**AIM OF THE EXERCISE:**
Extract every record, keeping each one exactly as it is.
_____
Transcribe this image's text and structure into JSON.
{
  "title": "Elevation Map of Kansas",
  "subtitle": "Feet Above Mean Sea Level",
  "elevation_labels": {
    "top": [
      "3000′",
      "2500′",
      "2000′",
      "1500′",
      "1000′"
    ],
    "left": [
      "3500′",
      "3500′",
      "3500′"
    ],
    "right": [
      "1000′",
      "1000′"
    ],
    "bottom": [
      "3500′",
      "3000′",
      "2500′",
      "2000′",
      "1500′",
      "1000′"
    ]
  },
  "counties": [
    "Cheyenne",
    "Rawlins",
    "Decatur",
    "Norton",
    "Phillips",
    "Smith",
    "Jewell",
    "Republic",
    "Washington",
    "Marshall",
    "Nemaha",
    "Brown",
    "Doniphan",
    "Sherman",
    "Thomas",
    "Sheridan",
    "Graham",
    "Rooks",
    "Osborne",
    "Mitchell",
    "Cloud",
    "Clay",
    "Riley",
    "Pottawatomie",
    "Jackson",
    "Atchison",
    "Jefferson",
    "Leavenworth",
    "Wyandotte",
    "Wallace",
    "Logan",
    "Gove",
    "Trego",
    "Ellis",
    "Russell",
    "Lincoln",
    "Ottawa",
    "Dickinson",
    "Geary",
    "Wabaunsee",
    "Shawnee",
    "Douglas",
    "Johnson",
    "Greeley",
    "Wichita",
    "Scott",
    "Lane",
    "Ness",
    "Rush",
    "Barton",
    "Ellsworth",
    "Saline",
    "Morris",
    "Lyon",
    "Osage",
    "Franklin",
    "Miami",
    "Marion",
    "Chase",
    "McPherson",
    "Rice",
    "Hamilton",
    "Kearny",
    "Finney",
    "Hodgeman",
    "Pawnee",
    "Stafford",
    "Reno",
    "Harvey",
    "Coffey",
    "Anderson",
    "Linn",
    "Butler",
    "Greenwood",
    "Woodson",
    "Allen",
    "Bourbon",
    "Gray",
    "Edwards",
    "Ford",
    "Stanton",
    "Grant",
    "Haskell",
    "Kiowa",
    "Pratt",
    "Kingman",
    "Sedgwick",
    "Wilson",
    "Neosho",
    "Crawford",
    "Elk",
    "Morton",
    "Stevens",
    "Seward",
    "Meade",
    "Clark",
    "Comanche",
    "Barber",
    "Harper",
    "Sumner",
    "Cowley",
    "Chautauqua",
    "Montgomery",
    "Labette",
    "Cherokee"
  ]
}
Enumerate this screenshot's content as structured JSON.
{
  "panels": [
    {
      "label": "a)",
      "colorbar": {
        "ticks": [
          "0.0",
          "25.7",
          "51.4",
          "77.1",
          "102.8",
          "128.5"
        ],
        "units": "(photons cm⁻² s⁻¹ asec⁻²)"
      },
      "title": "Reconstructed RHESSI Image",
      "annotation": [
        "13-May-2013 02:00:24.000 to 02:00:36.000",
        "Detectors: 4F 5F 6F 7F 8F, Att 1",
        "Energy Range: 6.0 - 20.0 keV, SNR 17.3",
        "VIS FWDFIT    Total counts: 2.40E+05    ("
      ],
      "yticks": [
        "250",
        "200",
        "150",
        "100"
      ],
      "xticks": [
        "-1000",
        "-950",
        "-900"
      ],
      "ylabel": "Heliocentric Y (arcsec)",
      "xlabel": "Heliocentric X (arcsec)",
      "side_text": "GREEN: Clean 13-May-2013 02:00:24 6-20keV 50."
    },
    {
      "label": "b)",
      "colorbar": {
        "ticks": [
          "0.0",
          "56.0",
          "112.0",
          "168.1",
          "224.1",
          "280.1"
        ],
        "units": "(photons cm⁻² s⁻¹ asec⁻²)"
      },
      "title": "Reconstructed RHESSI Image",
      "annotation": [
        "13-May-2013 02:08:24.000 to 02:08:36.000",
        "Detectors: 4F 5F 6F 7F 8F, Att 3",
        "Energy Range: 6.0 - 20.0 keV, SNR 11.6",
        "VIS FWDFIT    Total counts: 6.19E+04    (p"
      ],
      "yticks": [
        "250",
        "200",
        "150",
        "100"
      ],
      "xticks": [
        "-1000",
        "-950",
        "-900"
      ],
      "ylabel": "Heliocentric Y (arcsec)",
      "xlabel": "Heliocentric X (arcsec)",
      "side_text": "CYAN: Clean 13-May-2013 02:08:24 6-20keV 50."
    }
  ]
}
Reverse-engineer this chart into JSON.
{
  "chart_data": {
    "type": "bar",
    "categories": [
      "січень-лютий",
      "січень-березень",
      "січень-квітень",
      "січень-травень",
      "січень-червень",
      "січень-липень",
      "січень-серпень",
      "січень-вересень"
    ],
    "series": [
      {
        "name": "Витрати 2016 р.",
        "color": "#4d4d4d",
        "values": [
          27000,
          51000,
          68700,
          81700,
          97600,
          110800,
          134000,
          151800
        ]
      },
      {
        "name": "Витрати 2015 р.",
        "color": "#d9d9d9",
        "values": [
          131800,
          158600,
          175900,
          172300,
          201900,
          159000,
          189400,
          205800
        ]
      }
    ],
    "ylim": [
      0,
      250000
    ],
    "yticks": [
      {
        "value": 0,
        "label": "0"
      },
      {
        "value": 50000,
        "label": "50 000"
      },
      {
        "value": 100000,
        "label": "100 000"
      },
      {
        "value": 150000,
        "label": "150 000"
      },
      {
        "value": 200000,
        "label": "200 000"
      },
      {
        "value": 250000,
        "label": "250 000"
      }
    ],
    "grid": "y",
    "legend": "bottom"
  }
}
_____
**RESPONSE:**
Transcribe this image's text and structure into JSON.
{
  "title": "Elevation Map of Kansas",
  "subtitle": "Feet Above Mean Sea Level",
  "elevation_labels": {
    "top": [
      "3000′",
      "2500′",
      "2000′",
      "1500′",
      "1000′"
    ],
    "left": [
      "3500′",
      "3500′",
      "3500′"
    ],
    "right": [
      "1000′",
      "1000′"
    ],
    "bottom": [
      "3500′",
      "3000′",
      "2500′",
      "2000′",
      "1500′",
      "1000′"
    ]
  },
  "counties": [
    "Cheyenne",
    "Rawlins",
    "Decatur",
    "Norton",
    "Phillips",
    "Smith",
    "Jewell",
    "Republic",
    "Washington",
    "Marshall",
    "Nemaha",
    "Brown",
    "Doniphan",
    "Sherman",
    "Thomas",
    "Sheridan",
    "Graham",
    "Rooks",
    "Osborne",
    "Mitchell",
    "Cloud",
    "Clay",
    "Riley",
    "Pottawatomie",
    "Jackson",
    "Atchison",
    "Jefferson",
    "Leavenworth",
    "Wyandotte",
    "Wallace",
    "Logan",
    "Gove",
    "Trego",
    "Ellis",
    "Russell",
    "Lincoln",
    "Ottawa",
    "Dickinson",
    "Geary",
    "Wabaunsee",
    "Shawnee",
    "Douglas",
    "Johnson",
    "Greeley",
    "Wichita",
    "Scott",
    "Lane",
    "Ness",
    "Rush",
    "Barton",
    "Ellsworth",
    "Saline",
    "Morris",
    "Lyon",
    "Osage",
    "Franklin",
    "Miami",
    "Marion",
    "Chase",
    "McPherson",
    "Rice",
    "Hamilton",
    "Kearny",
    "Finney",
    "Hodgeman",
    "Pawnee",
    "Stafford",
    "Reno",
    "Harvey",
    "Coffey",
    "Anderson",
    "Linn",
    "Butler",
    "Greenwood",
    "Woodson",
    "Allen",
    "Bourbon",
    "Gray",
    "Edwards",
    "Ford",
    "Stanton",
    "Grant",
    "Haskell",
    "Kiowa",
    "Pratt",
    "Kingman",
    "Sedgwick",
    "Wilson",
    "Neosho",
    "Crawford",
    "Elk",
    "Morton",
    "Stevens",
    "Seward",
    "Meade",
    "Clark",
    "Comanche",
    "Barber",
    "Harper",
    "Sumner",
    "Cowley",
    "Chautauqua",
    "Montgomery",
    "Labette",
    "Cherokee"
  ]
}
Enumerate this screenshot's content as structured JSON.
{
  "panels": [
    {
      "label": "a)",
      "colorbar": {
        "ticks": [
          "0.0",
          "25.7",
          "51.4",
          "77.1",
          "102.8",
          "128.5"
        ],
        "units": "(photons cm⁻² s⁻¹ asec⁻²)"
      },
      "title": "Reconstructed RHESSI Image",
      "annotation": [
        "13-May-2013 02:00:24.000 to 02:00:36.000",
        "Detectors: 4F 5F 6F 7F 8F, Att 1",
        "Energy Range: 6.0 - 20.0 keV, SNR 17.3",
        "VIS FWDFIT    Total counts: 2.40E+05    ("
      ],
      "yticks": [
        "250",
        "200",
        "150",
        "100"
      ],
      "xticks": [
        "-1000",
        "-950",
        "-900"
      ],
      "ylabel": "Heliocentric Y (arcsec)",
      "xlabel": "Heliocentric X (arcsec)",
      "side_text": "GREEN: Clean 13-May-2013 02:00:24 6-20keV 50."
    },
    {
      "label": "b)",
      "colorbar": {
        "ticks": [
          "0.0",
          "56.0",
          "112.0",
          "168.1",
          "224.1",
          "280.1"
        ],
        "units": "(photons cm⁻² s⁻¹ asec⁻²)"
      },
      "title": "Reconstructed RHESSI Image",
      "annotation": [
        "13-May-2013 02:08:24.000 to 02:08:36.000",
        "Detectors: 4F 5F 6F 7F 8F, Att 3",
        "Energy Range: 6.0 - 20.0 keV, SNR 11.6",
        "VIS FWDFIT    Total counts: 6.19E+04    (p"
      ],
      "yticks": [
        "250",
        "200",
        "150",
        "100"
      ],
      "xticks": [
        "-1000",
        "-950",
        "-900"
      ],
      "ylabel": "Heliocentric Y (arcsec)",
      "xlabel": "Heliocentric X (arcsec)",
      "side_text": "CYAN: Clean 13-May-2013 02:08:24 6-20keV 50."
    }
  ]
}
Reverse-engineer this chart into JSON.
{
  "chart_data": {
    "type": "bar",
    "categories": [
      "січень-лютий",
      "січень-березень",
      "січень-квітень",
      "січень-травень",
      "січень-червень",
      "січень-липень",
      "січень-серпень",
      "січень-вересень"
    ],
    "series": [
      {
        "name": "Витрати 2016 р.",
        "color": "#4d4d4d",
        "values": [
          27000,
          51000,
          68700,
          81700,
          97600,
          110800,
          134000,
          151800
        ]
      },
      {
        "name": "Витрати 2015 р.",
        "color": "#d9d9d9",
        "values": [
          131800,
          158600,
          175900,
          172300,
          201900,
          159000,
          189400,
          205800
        ]
      }
    ],
    "ylim": [
      0,
      250000
    ],
    "yticks": [
      {
        "value": 0,
        "label": "0"
      },
      {
        "value": 50000,
        "label": "50 000"
      },
      {
        "value": 100000,
        "label": "100 000"
      },
      {
        "value": 150000,
        "label": "150 000"
      },
      {
        "value": 200000,
        "label": "200 000"
      },
      {
        "value": 250000,
        "label": "250 000"
      }
    ],
    "grid": "y",
    "legend": "bottom"
  }
}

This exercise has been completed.